Short exercise
Print every entry, word for word, and skip the images.

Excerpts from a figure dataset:
▬▬▬▬▬▬

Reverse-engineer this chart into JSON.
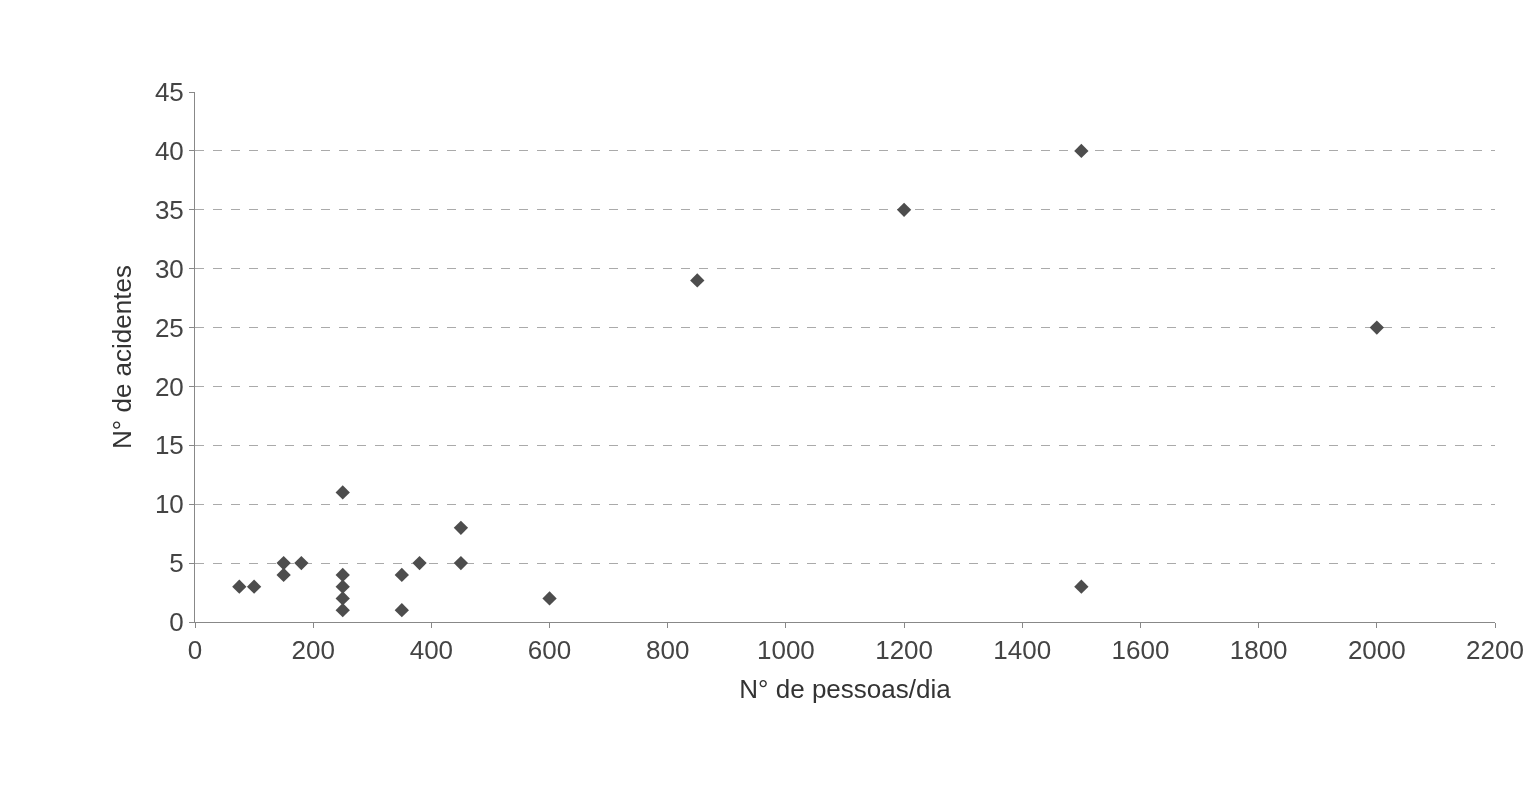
{
  "chart_data": {
    "type": "scatter",
    "xlabel": "N° de pessoas/dia",
    "ylabel": "N° de acidentes",
    "x": [
      75,
      100,
      150,
      150,
      180,
      250,
      250,
      250,
      250,
      250,
      350,
      350,
      380,
      450,
      450,
      600,
      850,
      1200,
      1500,
      1500,
      2000
    ],
    "values": [
      3,
      3,
      5,
      4,
      5,
      11,
      4,
      3,
      2,
      1,
      4,
      1,
      5,
      8,
      5,
      2,
      29,
      35,
      40,
      3,
      25
    ],
    "color": "#4d4d4d",
    "marker": "diamond",
    "grid": "y",
    "line_style": "dashed",
    "xlim": [
      0,
      2200
    ],
    "xticks": [
      0,
      200,
      400,
      600,
      800,
      1000,
      1200,
      1400,
      1600,
      1800,
      2000,
      2200
    ],
    "ylim": [
      0,
      45
    ],
    "yticks": [
      0,
      5,
      10,
      15,
      20,
      25,
      30,
      35,
      40,
      45
    ]
  }
}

▬▬▬▬▬▬

Finished answer
Reverse-engineer this chart into JSON.
{
  "chart_data": {
    "type": "scatter",
    "xlabel": "N° de pessoas/dia",
    "ylabel": "N° de acidentes",
    "x": [
      75,
      100,
      150,
      150,
      180,
      250,
      250,
      250,
      250,
      250,
      350,
      350,
      380,
      450,
      450,
      600,
      850,
      1200,
      1500,
      1500,
      2000
    ],
    "values": [
      3,
      3,
      5,
      4,
      5,
      11,
      4,
      3,
      2,
      1,
      4,
      1,
      5,
      8,
      5,
      2,
      29,
      35,
      40,
      3,
      25
    ],
    "color": "#4d4d4d",
    "marker": "diamond",
    "grid": "y",
    "line_style": "dashed",
    "xlim": [
      0,
      2200
    ],
    "xticks": [
      0,
      200,
      400,
      600,
      800,
      1000,
      1200,
      1400,
      1600,
      1800,
      2000,
      2200
    ],
    "ylim": [
      0,
      45
    ],
    "yticks": [
      0,
      5,
      10,
      15,
      20,
      25,
      30,
      35,
      40,
      45
    ]
  }
}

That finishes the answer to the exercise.